◆ WHAT TO PRODUCE: Print the complete set of entries exactly.

◆ RECORDS TO PROCESS:
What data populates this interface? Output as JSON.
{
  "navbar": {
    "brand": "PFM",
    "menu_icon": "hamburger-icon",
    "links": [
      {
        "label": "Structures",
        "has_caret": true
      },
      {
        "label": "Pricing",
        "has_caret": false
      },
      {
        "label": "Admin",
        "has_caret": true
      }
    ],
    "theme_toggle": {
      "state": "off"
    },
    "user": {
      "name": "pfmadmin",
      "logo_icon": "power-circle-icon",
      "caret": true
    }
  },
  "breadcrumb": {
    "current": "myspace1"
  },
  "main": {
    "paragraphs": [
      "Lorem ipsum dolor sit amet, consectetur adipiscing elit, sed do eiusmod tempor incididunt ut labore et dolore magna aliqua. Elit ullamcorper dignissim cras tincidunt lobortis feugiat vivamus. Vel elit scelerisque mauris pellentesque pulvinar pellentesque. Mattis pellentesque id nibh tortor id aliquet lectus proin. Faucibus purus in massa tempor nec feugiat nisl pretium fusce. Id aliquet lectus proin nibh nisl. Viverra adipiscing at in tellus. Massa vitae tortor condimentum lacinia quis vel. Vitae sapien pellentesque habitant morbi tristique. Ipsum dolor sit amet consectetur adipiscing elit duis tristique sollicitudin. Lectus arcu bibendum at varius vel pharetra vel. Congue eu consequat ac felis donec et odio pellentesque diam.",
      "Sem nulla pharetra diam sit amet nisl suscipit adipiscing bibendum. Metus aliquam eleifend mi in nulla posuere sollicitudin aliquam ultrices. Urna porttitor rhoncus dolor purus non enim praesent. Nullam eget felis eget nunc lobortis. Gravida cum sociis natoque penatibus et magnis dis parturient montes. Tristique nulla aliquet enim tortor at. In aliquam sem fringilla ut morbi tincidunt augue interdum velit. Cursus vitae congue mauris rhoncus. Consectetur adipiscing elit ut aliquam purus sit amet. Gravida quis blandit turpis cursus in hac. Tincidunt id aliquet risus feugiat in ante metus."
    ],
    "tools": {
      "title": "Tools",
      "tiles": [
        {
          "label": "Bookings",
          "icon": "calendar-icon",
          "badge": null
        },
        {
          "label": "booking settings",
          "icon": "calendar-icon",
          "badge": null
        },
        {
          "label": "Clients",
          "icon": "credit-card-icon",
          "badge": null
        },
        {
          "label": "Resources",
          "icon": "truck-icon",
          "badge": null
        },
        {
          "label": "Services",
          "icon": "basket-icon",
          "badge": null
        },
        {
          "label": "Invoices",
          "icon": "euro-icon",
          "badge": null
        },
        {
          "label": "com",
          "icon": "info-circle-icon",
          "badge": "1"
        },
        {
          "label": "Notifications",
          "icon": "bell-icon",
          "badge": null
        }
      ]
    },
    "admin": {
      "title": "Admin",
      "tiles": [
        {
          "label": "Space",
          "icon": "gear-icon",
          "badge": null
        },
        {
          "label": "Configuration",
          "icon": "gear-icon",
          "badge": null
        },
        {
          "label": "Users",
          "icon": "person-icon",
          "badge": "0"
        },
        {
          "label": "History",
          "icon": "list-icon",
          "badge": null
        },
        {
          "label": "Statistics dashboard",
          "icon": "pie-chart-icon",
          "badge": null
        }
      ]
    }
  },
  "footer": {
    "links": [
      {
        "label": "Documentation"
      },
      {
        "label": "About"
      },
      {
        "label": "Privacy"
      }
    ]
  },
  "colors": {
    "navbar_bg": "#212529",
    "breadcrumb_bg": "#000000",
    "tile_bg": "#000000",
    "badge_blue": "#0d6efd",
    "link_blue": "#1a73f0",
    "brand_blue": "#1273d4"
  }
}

◆ IN RESPONSE:
What data populates this interface? Output as JSON.
{
  "navbar": {
    "brand": "PFM",
    "menu_icon": "hamburger-icon",
    "links": [
      {
        "label": "Structures",
        "has_caret": true
      },
      {
        "label": "Pricing",
        "has_caret": false
      },
      {
        "label": "Admin",
        "has_caret": true
      }
    ],
    "theme_toggle": {
      "state": "off"
    },
    "user": {
      "name": "pfmadmin",
      "logo_icon": "power-circle-icon",
      "caret": true
    }
  },
  "breadcrumb": {
    "current": "myspace1"
  },
  "main": {
    "paragraphs": [
      "Lorem ipsum dolor sit amet, consectetur adipiscing elit, sed do eiusmod tempor incididunt ut labore et dolore magna aliqua. Elit ullamcorper dignissim cras tincidunt lobortis feugiat vivamus. Vel elit scelerisque mauris pellentesque pulvinar pellentesque. Mattis pellentesque id nibh tortor id aliquet lectus proin. Faucibus purus in massa tempor nec feugiat nisl pretium fusce. Id aliquet lectus proin nibh nisl. Viverra adipiscing at in tellus. Massa vitae tortor condimentum lacinia quis vel. Vitae sapien pellentesque habitant morbi tristique. Ipsum dolor sit amet consectetur adipiscing elit duis tristique sollicitudin. Lectus arcu bibendum at varius vel pharetra vel. Congue eu consequat ac felis donec et odio pellentesque diam.",
      "Sem nulla pharetra diam sit amet nisl suscipit adipiscing bibendum. Metus aliquam eleifend mi in nulla posuere sollicitudin aliquam ultrices. Urna porttitor rhoncus dolor purus non enim praesent. Nullam eget felis eget nunc lobortis. Gravida cum sociis natoque penatibus et magnis dis parturient montes. Tristique nulla aliquet enim tortor at. In aliquam sem fringilla ut morbi tincidunt augue interdum velit. Cursus vitae congue mauris rhoncus. Consectetur adipiscing elit ut aliquam purus sit amet. Gravida quis blandit turpis cursus in hac. Tincidunt id aliquet risus feugiat in ante metus."
    ],
    "tools": {
      "title": "Tools",
      "tiles": [
        {
          "label": "Bookings",
          "icon": "calendar-icon",
          "badge": null
        },
        {
          "label": "booking settings",
          "icon": "calendar-icon",
          "badge": null
        },
        {
          "label": "Clients",
          "icon": "credit-card-icon",
          "badge": null
        },
        {
          "label": "Resources",
          "icon": "truck-icon",
          "badge": null
        },
        {
          "label": "Services",
          "icon": "basket-icon",
          "badge": null
        },
        {
          "label": "Invoices",
          "icon": "euro-icon",
          "badge": null
        },
        {
          "label": "com",
          "icon": "info-circle-icon",
          "badge": "1"
        },
        {
          "label": "Notifications",
          "icon": "bell-icon",
          "badge": null
        }
      ]
    },
    "admin": {
      "title": "Admin",
      "tiles": [
        {
          "label": "Space",
          "icon": "gear-icon",
          "badge": null
        },
        {
          "label": "Configuration",
          "icon": "gear-icon",
          "badge": null
        },
        {
          "label": "Users",
          "icon": "person-icon",
          "badge": "0"
        },
        {
          "label": "History",
          "icon": "list-icon",
          "badge": null
        },
        {
          "label": "Statistics dashboard",
          "icon": "pie-chart-icon",
          "badge": null
        }
      ]
    }
  },
  "footer": {
    "links": [
      {
        "label": "Documentation"
      },
      {
        "label": "About"
      },
      {
        "label": "Privacy"
      }
    ]
  },
  "colors": {
    "navbar_bg": "#212529",
    "breadcrumb_bg": "#000000",
    "tile_bg": "#000000",
    "badge_blue": "#0d6efd",
    "link_blue": "#1a73f0",
    "brand_blue": "#1273d4"
  }
}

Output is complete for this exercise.